Exclude the pictures, then quote exactly the lines from the one holding "What data populates" through the last line of the records.

— BEGIN Data entries —

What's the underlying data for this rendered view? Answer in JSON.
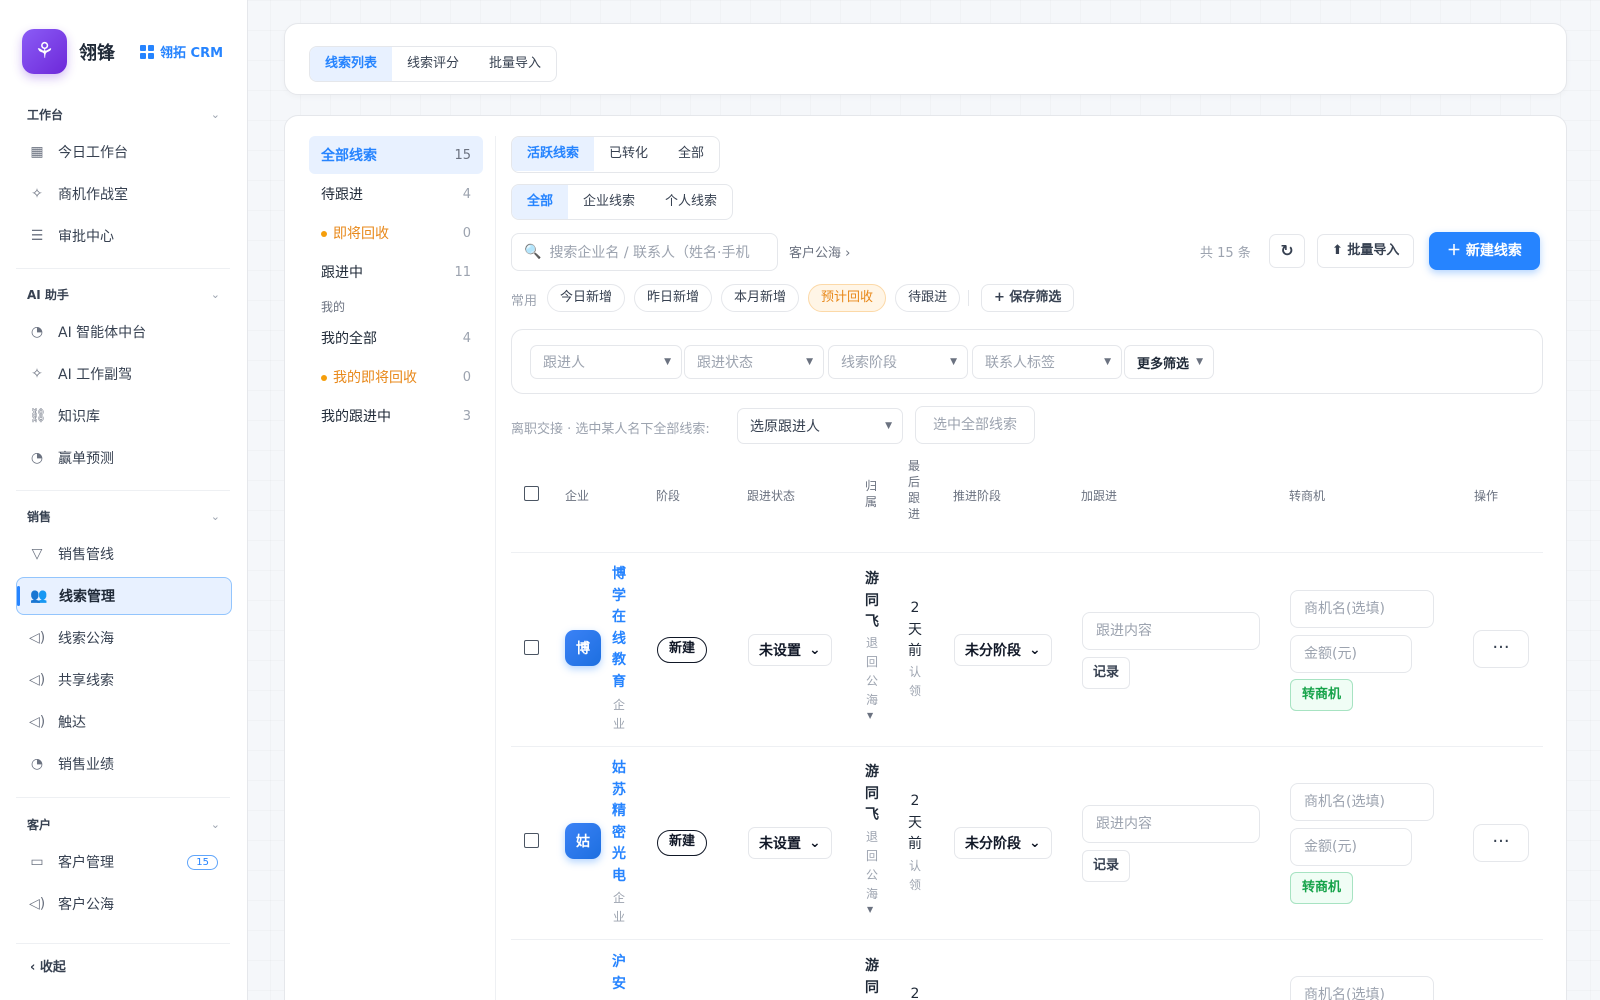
{
  "brand": {
    "name": "翎锋",
    "crm": "翎拓 CRM"
  },
  "sidebar": {
    "sections": [
      {
        "title": "工作台",
        "items": [
          {
            "label": "今日工作台",
            "icon": "grid-icon"
          },
          {
            "label": "商机作战室",
            "icon": "sparkle-icon"
          },
          {
            "label": "审批中心",
            "icon": "list-icon"
          }
        ]
      },
      {
        "title": "AI 助手",
        "items": [
          {
            "label": "AI 智能体中台",
            "icon": "gauge-icon"
          },
          {
            "label": "AI 工作副驾",
            "icon": "sparkle-icon"
          },
          {
            "label": "知识库",
            "icon": "link-icon"
          },
          {
            "label": "赢单预测",
            "icon": "gauge-icon"
          }
        ]
      },
      {
        "title": "销售",
        "items": [
          {
            "label": "销售管线",
            "icon": "filter-icon"
          },
          {
            "label": "线索管理",
            "icon": "users-icon"
          },
          {
            "label": "线索公海",
            "icon": "megaphone-icon"
          },
          {
            "label": "共享线索",
            "icon": "megaphone-icon"
          },
          {
            "label": "触达",
            "icon": "megaphone-icon"
          },
          {
            "label": "销售业绩",
            "icon": "gauge-icon"
          }
        ]
      },
      {
        "title": "客户",
        "items": [
          {
            "label": "客户管理",
            "icon": "card-icon",
            "count": "15"
          },
          {
            "label": "客户公海",
            "icon": "megaphone-icon"
          }
        ]
      }
    ],
    "collapse": "收起"
  },
  "toptabs": [
    "线索列表",
    "线索评分",
    "批量导入"
  ],
  "left_list": {
    "items": [
      {
        "label": "全部线索",
        "count": "15"
      },
      {
        "label": "待跟进",
        "count": "4"
      },
      {
        "label": "即将回收",
        "count": "0"
      },
      {
        "label": "跟进中",
        "count": "11"
      }
    ],
    "group": "我的",
    "mine": [
      {
        "label": "我的全部",
        "count": "4"
      },
      {
        "label": "我的即将回收",
        "count": "0"
      },
      {
        "label": "我的跟进中",
        "count": "3"
      }
    ]
  },
  "status_tabs": [
    "活跃线索",
    "已转化",
    "全部"
  ],
  "type_tabs": [
    "全部",
    "企业线索",
    "个人线索"
  ],
  "search": {
    "placeholder": "搜索企业名 / 联系人（姓名·手机",
    "pool_link": "客户公海 ›"
  },
  "total": "共 15 条",
  "buttons": {
    "batch_import": "批量导入",
    "new_lead": "新建线索",
    "save_filter": "保存筛选",
    "select_all": "选中全部线索"
  },
  "common": {
    "label": "常用",
    "chips": [
      "今日新增",
      "昨日新增",
      "本月新增",
      "预计回收",
      "待跟进"
    ]
  },
  "filters": {
    "owner": "跟进人",
    "status": "跟进状态",
    "stage": "线索阶段",
    "tag": "联系人标签",
    "more": "更多筛选"
  },
  "handover": {
    "label": "离职交接 · 选中某人名下全部线索:",
    "select": "选原跟进人"
  },
  "table": {
    "headers": {
      "company": "企业",
      "stage": "阶段",
      "status": "跟进状态",
      "owner": "归属",
      "last": "最后跟进",
      "push": "推进阶段",
      "add": "加跟进",
      "convert": "转商机",
      "ops": "操作"
    },
    "rows": [
      {
        "avatar": "博",
        "company": "博学在线教育",
        "kind": "企业",
        "stage": "新建",
        "status": "未设置",
        "owner": "游同飞",
        "owner_note": "退回公海",
        "last": "2天前",
        "last_note": "认领",
        "push": "未分阶段",
        "follow_ph": "跟进内容",
        "record": "记录",
        "opp_ph": "商机名(选填)",
        "amount_ph": "金额(元)",
        "convert": "转商机",
        "more": "···"
      },
      {
        "avatar": "姑",
        "company": "姑苏精密光电",
        "kind": "企业",
        "stage": "新建",
        "status": "未设置",
        "owner": "游同飞",
        "owner_note": "退回公海",
        "last": "2天前",
        "last_note": "认领",
        "push": "未分阶段",
        "follow_ph": "跟进内容",
        "record": "记录",
        "opp_ph": "商机名(选填)",
        "amount_ph": "金额(元)",
        "convert": "转商机",
        "more": "···"
      },
      {
        "company": "沪安",
        "owner": "游同",
        "last": "2",
        "opp_ph": "商机名(选填)"
      }
    ]
  },
  "colors": {
    "accent": "#2684ff",
    "warn": "#e8891b",
    "success": "#16a34a",
    "brand": "#7c3aed"
  }
}
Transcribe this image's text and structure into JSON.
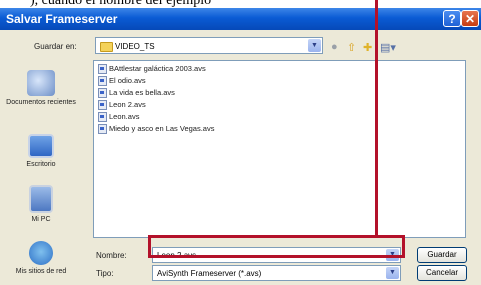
{
  "caption": {
    "text": "), cuando el nombre del ejemplo"
  },
  "window": {
    "title": "Salvar Frameserver"
  },
  "save_in": {
    "label": "Guardar en:",
    "value": "VIDEO_TS"
  },
  "toolbar": {
    "icons": [
      "back-icon",
      "up-folder-icon",
      "new-folder-icon",
      "view-menu-icon"
    ]
  },
  "places": [
    {
      "label": "Documentos recientes",
      "icon": "recent-documents-icon"
    },
    {
      "label": "Escritorio",
      "icon": "desktop-icon"
    },
    {
      "label": "Mi PC",
      "icon": "my-computer-icon"
    },
    {
      "label": "Mis sitios de red",
      "icon": "network-places-icon"
    }
  ],
  "files": [
    "BAttlestar galáctica 2003.avs",
    "El odio.avs",
    "La vida es bella.avs",
    "Leon 2.avs",
    "Leon.avs",
    "Miedo y asco en Las Vegas.avs"
  ],
  "filename": {
    "label": "Nombre:",
    "value": "Leon 2.avs"
  },
  "filetype": {
    "label": "Tipo:",
    "value": "AviSynth Frameserver (*.avs)"
  },
  "buttons": {
    "save": "Guardar",
    "cancel": "Cancelar"
  },
  "colors": {
    "titlebar": "#0a5bd4",
    "dialog_bg": "#ece9d8",
    "highlight": "#b3112a"
  }
}
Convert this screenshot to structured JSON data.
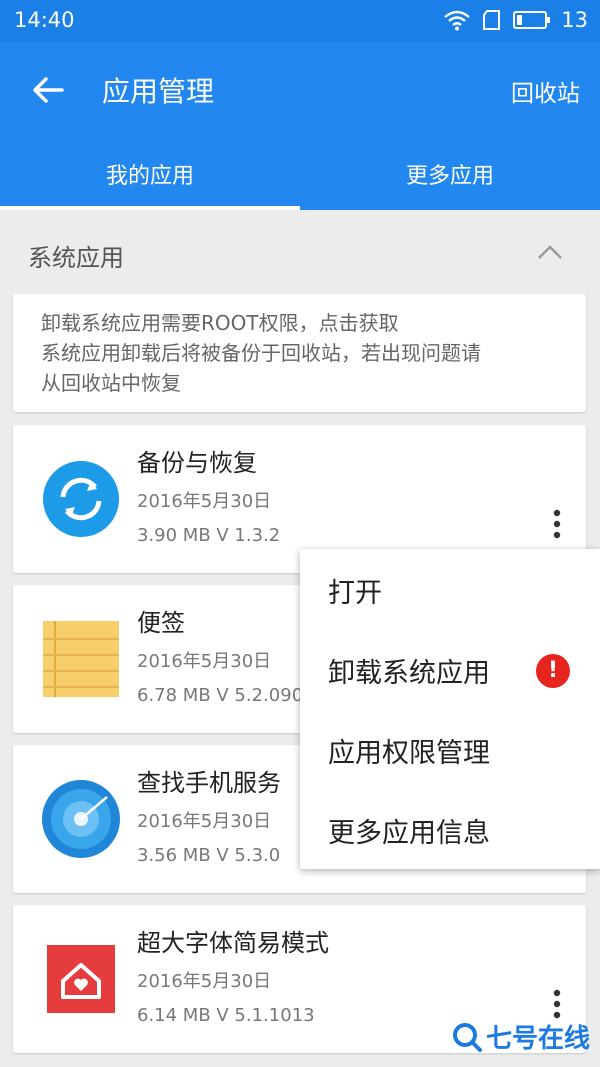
{
  "status": {
    "time": "14:40",
    "battery": "13"
  },
  "appbar": {
    "title": "应用管理",
    "recycle": "回收站"
  },
  "tabs": [
    {
      "label": "我的应用"
    },
    {
      "label": "更多应用"
    }
  ],
  "section": {
    "title": "系统应用"
  },
  "notice": [
    "卸载系统应用需要ROOT权限，点击获取",
    "系统应用卸载后将被备份于回收站，若出现问题请",
    "从回收站中恢复"
  ],
  "apps": [
    {
      "name": "备份与恢复",
      "date": "2016年5月30日",
      "meta": "3.90 MB   V 1.3.2"
    },
    {
      "name": "便签",
      "date": "2016年5月30日",
      "meta": "6.78 MB   V 5.2.090"
    },
    {
      "name": "查找手机服务",
      "date": "2016年5月30日",
      "meta": "3.56 MB   V 5.3.0"
    },
    {
      "name": "超大字体简易模式",
      "date": "2016年5月30日",
      "meta": "6.14 MB   V 5.1.1013"
    }
  ],
  "menu": [
    "打开",
    "卸载系统应用",
    "应用权限管理",
    "更多应用信息"
  ],
  "menu_warning": "!",
  "watermark": "七号在线",
  "colors": {
    "primary": "#2288f0",
    "statusbar": "#1a7fe6",
    "warning": "#e8241f"
  }
}
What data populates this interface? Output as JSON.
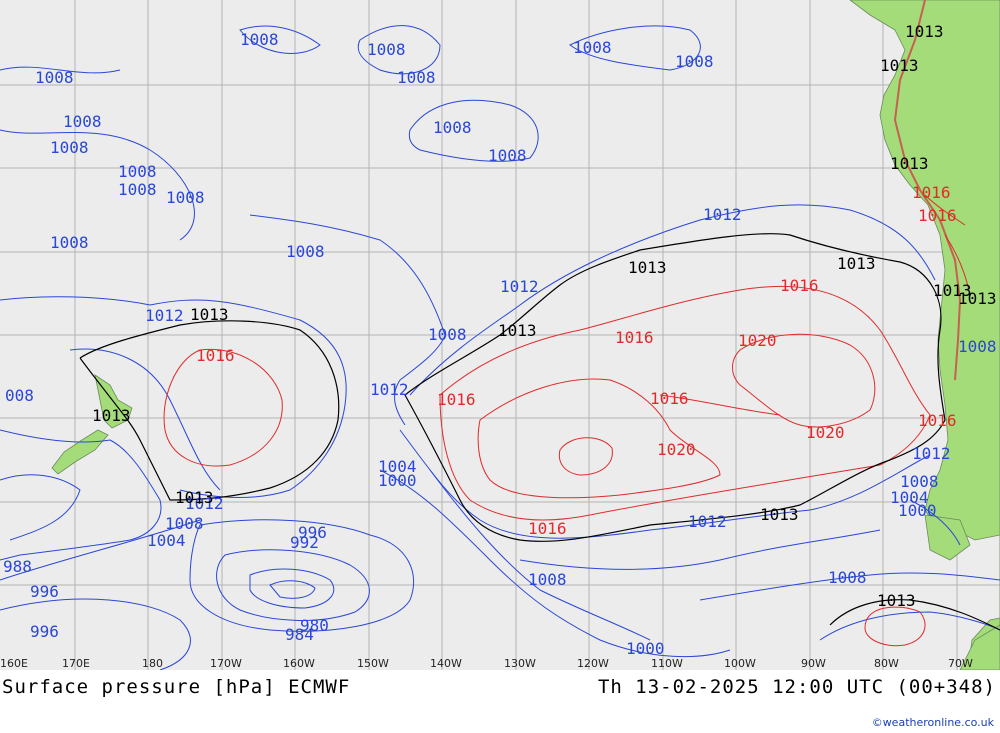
{
  "footer": {
    "title": "Surface pressure [hPa] ECMWF",
    "valid_time": "Th 13-02-2025 12:00 UTC (00+348)",
    "credit": "©weatheronline.co.uk"
  },
  "longitude_labels": [
    "160E",
    "170E",
    "180",
    "170W",
    "160W",
    "150W",
    "140W",
    "130W",
    "120W",
    "110W",
    "100W",
    "90W",
    "80W",
    "70W"
  ],
  "colors": {
    "background": "#ececec",
    "land": "#a4dc7a",
    "grid": "#b4b4b4",
    "isobar_low": "#2a47d6",
    "isobar_high": "#e02b2b",
    "isobar_ref": "#000000"
  },
  "isobar_labels": {
    "b1008": "1008",
    "b1012": "1012",
    "b1004": "1004",
    "b1000": "1000",
    "b996": "996",
    "b992": "992",
    "b988": "988",
    "b984": "984",
    "b980": "980",
    "k1013": "1013",
    "r1016": "1016",
    "r1020": "1020",
    "b008": "008"
  }
}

— END Data entries —

> **Completed exercise**
What data populates this interface? Output as JSON.
{
  "footer": {
    "title": "Surface pressure [hPa] ECMWF",
    "valid_time": "Th 13-02-2025 12:00 UTC (00+348)",
    "credit": "©weatheronline.co.uk"
  },
  "longitude_labels": [
    "160E",
    "170E",
    "180",
    "170W",
    "160W",
    "150W",
    "140W",
    "130W",
    "120W",
    "110W",
    "100W",
    "90W",
    "80W",
    "70W"
  ],
  "colors": {
    "background": "#ececec",
    "land": "#a4dc7a",
    "grid": "#b4b4b4",
    "isobar_low": "#2a47d6",
    "isobar_high": "#e02b2b",
    "isobar_ref": "#000000"
  },
  "isobar_labels": {
    "b1008": "1008",
    "b1012": "1012",
    "b1004": "1004",
    "b1000": "1000",
    "b996": "996",
    "b992": "992",
    "b988": "988",
    "b984": "984",
    "b980": "980",
    "k1013": "1013",
    "r1016": "1016",
    "r1020": "1020",
    "b008": "008"
  }
}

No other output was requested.